▸ **DATA LINES**:
-=-=-=-=-

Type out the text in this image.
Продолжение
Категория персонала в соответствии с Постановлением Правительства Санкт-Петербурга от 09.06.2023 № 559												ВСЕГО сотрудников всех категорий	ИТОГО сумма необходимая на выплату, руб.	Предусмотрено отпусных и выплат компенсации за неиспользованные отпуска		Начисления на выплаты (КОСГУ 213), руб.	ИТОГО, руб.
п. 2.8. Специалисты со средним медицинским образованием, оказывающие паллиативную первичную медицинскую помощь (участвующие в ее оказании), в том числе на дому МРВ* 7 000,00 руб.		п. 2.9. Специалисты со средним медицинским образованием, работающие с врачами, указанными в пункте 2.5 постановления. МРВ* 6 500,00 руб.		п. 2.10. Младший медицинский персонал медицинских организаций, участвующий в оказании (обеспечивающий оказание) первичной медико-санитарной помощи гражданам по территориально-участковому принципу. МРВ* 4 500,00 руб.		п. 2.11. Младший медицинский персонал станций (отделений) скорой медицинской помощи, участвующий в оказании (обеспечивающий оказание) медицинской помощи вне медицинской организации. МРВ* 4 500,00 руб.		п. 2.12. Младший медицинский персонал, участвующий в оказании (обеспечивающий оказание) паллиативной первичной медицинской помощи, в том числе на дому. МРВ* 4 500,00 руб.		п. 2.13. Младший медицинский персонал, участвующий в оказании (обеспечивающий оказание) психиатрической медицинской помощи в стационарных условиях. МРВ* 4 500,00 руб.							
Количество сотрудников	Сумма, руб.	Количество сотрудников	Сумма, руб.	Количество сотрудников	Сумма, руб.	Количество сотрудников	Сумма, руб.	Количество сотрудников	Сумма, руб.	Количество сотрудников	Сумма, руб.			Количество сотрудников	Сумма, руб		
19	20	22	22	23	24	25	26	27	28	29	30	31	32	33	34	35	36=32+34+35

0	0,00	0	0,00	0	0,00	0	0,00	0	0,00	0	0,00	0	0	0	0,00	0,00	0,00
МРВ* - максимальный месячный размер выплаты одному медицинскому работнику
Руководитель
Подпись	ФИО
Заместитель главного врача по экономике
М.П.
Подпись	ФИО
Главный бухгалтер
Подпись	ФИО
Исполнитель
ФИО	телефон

-=-=-=-=-

▸ **WHAT THIS TASK INVOLVES**: Quote every line of the data, word for word.

▸ **THE COMPLETED TASK**:
Type out the text in this image.
Продолжение
Категория персонала в соответствии с Постановлением Правительства Санкт-Петербурга от 09.06.2023 № 559												ВСЕГО сотрудников всех категорий	ИТОГО сумма необходимая на выплату, руб.	Предусмотрено отпусных и выплат компенсации за неиспользованные отпуска		Начисления на выплаты (КОСГУ 213), руб.	ИТОГО, руб.
п. 2.8. Специалисты со средним медицинским образованием, оказывающие паллиативную первичную медицинскую помощь (участвующие в ее оказании), в том числе на дому МРВ* 7 000,00 руб.		п. 2.9. Специалисты со средним медицинским образованием, работающие с врачами, указанными в пункте 2.5 постановления. МРВ* 6 500,00 руб.		п. 2.10. Младший медицинский персонал медицинских организаций, участвующий в оказании (обеспечивающий оказание) первичной медико-санитарной помощи гражданам по территориально-участковому принципу. МРВ* 4 500,00 руб.		п. 2.11. Младший медицинский персонал станций (отделений) скорой медицинской помощи, участвующий в оказании (обеспечивающий оказание) медицинской помощи вне медицинской организации. МРВ* 4 500,00 руб.		п. 2.12. Младший медицинский персонал, участвующий в оказании (обеспечивающий оказание) паллиативной первичной медицинской помощи, в том числе на дому. МРВ* 4 500,00 руб.		п. 2.13. Младший медицинский персонал, участвующий в оказании (обеспечивающий оказание) психиатрической медицинской помощи в стационарных условиях. МРВ* 4 500,00 руб.							
Количество сотрудников	Сумма, руб.	Количество сотрудников	Сумма, руб.	Количество сотрудников	Сумма, руб.	Количество сотрудников	Сумма, руб.	Количество сотрудников	Сумма, руб.	Количество сотрудников	Сумма, руб.			Количество сотрудников	Сумма, руб		
19	20	22	22	23	24	25	26	27	28	29	30	31	32	33	34	35	36=32+34+35

0	0,00	0	0,00	0	0,00	0	0,00	0	0,00	0	0,00	0	0	0	0,00	0,00	0,00
МРВ* - максимальный месячный размер выплаты одному медицинскому работнику
Руководитель
Подпись	ФИО
Заместитель главного врача по экономике
М.П.
Подпись	ФИО
Главный бухгалтер
Подпись	ФИО
Исполнитель
ФИО	телефон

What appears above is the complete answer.